#### The task:
Write out the records below once more, exactly as they stand.

--- start ---

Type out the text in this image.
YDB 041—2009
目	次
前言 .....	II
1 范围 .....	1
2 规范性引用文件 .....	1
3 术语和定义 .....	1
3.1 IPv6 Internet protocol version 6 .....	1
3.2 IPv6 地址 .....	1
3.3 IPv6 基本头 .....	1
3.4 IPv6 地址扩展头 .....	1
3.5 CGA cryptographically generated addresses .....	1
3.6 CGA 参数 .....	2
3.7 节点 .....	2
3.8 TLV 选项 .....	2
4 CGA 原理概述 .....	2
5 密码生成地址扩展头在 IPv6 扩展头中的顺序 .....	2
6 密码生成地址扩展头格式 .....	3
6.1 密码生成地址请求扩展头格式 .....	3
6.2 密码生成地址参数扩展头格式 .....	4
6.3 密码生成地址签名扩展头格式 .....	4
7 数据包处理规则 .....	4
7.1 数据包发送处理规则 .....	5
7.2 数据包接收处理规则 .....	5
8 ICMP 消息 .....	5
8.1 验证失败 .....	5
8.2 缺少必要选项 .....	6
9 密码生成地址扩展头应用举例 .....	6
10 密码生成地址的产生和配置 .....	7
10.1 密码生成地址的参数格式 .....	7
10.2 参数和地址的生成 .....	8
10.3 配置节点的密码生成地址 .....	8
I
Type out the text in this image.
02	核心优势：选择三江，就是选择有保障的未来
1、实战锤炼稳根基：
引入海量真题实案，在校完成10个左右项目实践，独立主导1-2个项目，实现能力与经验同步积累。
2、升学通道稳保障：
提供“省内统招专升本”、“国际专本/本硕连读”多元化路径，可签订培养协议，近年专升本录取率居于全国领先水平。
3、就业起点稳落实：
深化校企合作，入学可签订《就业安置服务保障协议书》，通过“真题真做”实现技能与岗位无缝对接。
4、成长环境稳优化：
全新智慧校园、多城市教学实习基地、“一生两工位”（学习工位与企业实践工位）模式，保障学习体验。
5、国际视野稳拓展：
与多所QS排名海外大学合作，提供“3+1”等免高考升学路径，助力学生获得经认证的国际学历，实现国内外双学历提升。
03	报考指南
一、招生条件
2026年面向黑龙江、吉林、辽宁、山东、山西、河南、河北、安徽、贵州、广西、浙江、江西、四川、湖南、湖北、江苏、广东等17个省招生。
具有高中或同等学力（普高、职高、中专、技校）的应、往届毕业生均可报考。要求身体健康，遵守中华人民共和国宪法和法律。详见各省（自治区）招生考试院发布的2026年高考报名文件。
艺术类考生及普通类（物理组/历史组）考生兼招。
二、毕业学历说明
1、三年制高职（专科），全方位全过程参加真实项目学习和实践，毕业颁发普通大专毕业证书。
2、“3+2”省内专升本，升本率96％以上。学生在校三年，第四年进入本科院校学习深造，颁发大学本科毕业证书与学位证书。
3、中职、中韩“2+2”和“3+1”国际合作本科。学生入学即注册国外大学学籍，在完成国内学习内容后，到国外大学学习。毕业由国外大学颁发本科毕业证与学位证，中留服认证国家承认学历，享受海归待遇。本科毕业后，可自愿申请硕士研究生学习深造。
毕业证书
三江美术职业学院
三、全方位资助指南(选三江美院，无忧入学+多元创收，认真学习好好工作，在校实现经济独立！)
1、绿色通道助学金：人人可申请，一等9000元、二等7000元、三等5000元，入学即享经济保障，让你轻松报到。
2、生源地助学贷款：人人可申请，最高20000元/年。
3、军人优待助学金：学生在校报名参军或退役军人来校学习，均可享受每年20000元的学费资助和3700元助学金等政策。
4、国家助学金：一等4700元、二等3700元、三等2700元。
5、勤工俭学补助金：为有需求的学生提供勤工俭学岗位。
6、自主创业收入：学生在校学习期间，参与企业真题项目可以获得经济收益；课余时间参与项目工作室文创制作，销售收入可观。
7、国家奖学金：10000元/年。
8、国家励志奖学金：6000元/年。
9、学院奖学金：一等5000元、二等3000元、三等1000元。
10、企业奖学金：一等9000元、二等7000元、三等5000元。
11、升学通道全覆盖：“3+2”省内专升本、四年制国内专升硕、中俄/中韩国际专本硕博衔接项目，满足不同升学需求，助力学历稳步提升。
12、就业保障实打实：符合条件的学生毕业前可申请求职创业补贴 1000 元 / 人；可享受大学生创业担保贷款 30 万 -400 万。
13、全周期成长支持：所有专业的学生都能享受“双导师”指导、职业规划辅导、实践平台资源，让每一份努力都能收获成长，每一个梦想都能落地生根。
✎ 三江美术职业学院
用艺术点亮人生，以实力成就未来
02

--- end ---

#### Answer to this task:
Type out the text in this image.
YDB 041—2009
目	次
前言 .....	II
1 范围 .....	1
2 规范性引用文件 .....	1
3 术语和定义 .....	1
3.1 IPv6 Internet protocol version 6 .....	1
3.2 IPv6 地址 .....	1
3.3 IPv6 基本头 .....	1
3.4 IPv6 地址扩展头 .....	1
3.5 CGA cryptographically generated addresses .....	1
3.6 CGA 参数 .....	2
3.7 节点 .....	2
3.8 TLV 选项 .....	2
4 CGA 原理概述 .....	2
5 密码生成地址扩展头在 IPv6 扩展头中的顺序 .....	2
6 密码生成地址扩展头格式 .....	3
6.1 密码生成地址请求扩展头格式 .....	3
6.2 密码生成地址参数扩展头格式 .....	4
6.3 密码生成地址签名扩展头格式 .....	4
7 数据包处理规则 .....	4
7.1 数据包发送处理规则 .....	5
7.2 数据包接收处理规则 .....	5
8 ICMP 消息 .....	5
8.1 验证失败 .....	5
8.2 缺少必要选项 .....	6
9 密码生成地址扩展头应用举例 .....	6
10 密码生成地址的产生和配置 .....	7
10.1 密码生成地址的参数格式 .....	7
10.2 参数和地址的生成 .....	8
10.3 配置节点的密码生成地址 .....	8
I
Type out the text in this image.
02	核心优势：选择三江，就是选择有保障的未来
1、实战锤炼稳根基：
引入海量真题实案，在校完成10个左右项目实践，独立主导1-2个项目，实现能力与经验同步积累。
2、升学通道稳保障：
提供“省内统招专升本”、“国际专本/本硕连读”多元化路径，可签订培养协议，近年专升本录取率居于全国领先水平。
3、就业起点稳落实：
深化校企合作，入学可签订《就业安置服务保障协议书》，通过“真题真做”实现技能与岗位无缝对接。
4、成长环境稳优化：
全新智慧校园、多城市教学实习基地、“一生两工位”（学习工位与企业实践工位）模式，保障学习体验。
5、国际视野稳拓展：
与多所QS排名海外大学合作，提供“3+1”等免高考升学路径，助力学生获得经认证的国际学历，实现国内外双学历提升。
03	报考指南
一、招生条件
2026年面向黑龙江、吉林、辽宁、山东、山西、河南、河北、安徽、贵州、广西、浙江、江西、四川、湖南、湖北、江苏、广东等17个省招生。
具有高中或同等学力（普高、职高、中专、技校）的应、往届毕业生均可报考。要求身体健康，遵守中华人民共和国宪法和法律。详见各省（自治区）招生考试院发布的2026年高考报名文件。
艺术类考生及普通类（物理组/历史组）考生兼招。
二、毕业学历说明
1、三年制高职（专科），全方位全过程参加真实项目学习和实践，毕业颁发普通大专毕业证书。
2、“3+2”省内专升本，升本率96％以上。学生在校三年，第四年进入本科院校学习深造，颁发大学本科毕业证书与学位证书。
3、中职、中韩“2+2”和“3+1”国际合作本科。学生入学即注册国外大学学籍，在完成国内学习内容后，到国外大学学习。毕业由国外大学颁发本科毕业证与学位证，中留服认证国家承认学历，享受海归待遇。本科毕业后，可自愿申请硕士研究生学习深造。
毕业证书
三江美术职业学院
三、全方位资助指南(选三江美院，无忧入学+多元创收，认真学习好好工作，在校实现经济独立！)
1、绿色通道助学金：人人可申请，一等9000元、二等7000元、三等5000元，入学即享经济保障，让你轻松报到。
2、生源地助学贷款：人人可申请，最高20000元/年。
3、军人优待助学金：学生在校报名参军或退役军人来校学习，均可享受每年20000元的学费资助和3700元助学金等政策。
4、国家助学金：一等4700元、二等3700元、三等2700元。
5、勤工俭学补助金：为有需求的学生提供勤工俭学岗位。
6、自主创业收入：学生在校学习期间，参与企业真题项目可以获得经济收益；课余时间参与项目工作室文创制作，销售收入可观。
7、国家奖学金：10000元/年。
8、国家励志奖学金：6000元/年。
9、学院奖学金：一等5000元、二等3000元、三等1000元。
10、企业奖学金：一等9000元、二等7000元、三等5000元。
11、升学通道全覆盖：“3+2”省内专升本、四年制国内专升硕、中俄/中韩国际专本硕博衔接项目，满足不同升学需求，助力学历稳步提升。
12、就业保障实打实：符合条件的学生毕业前可申请求职创业补贴 1000 元 / 人；可享受大学生创业担保贷款 30 万 -400 万。
13、全周期成长支持：所有专业的学生都能享受“双导师”指导、职业规划辅导、实践平台资源，让每一份努力都能收获成长，每一个梦想都能落地生根。
✎ 三江美术职业学院
用艺术点亮人生，以实力成就未来
02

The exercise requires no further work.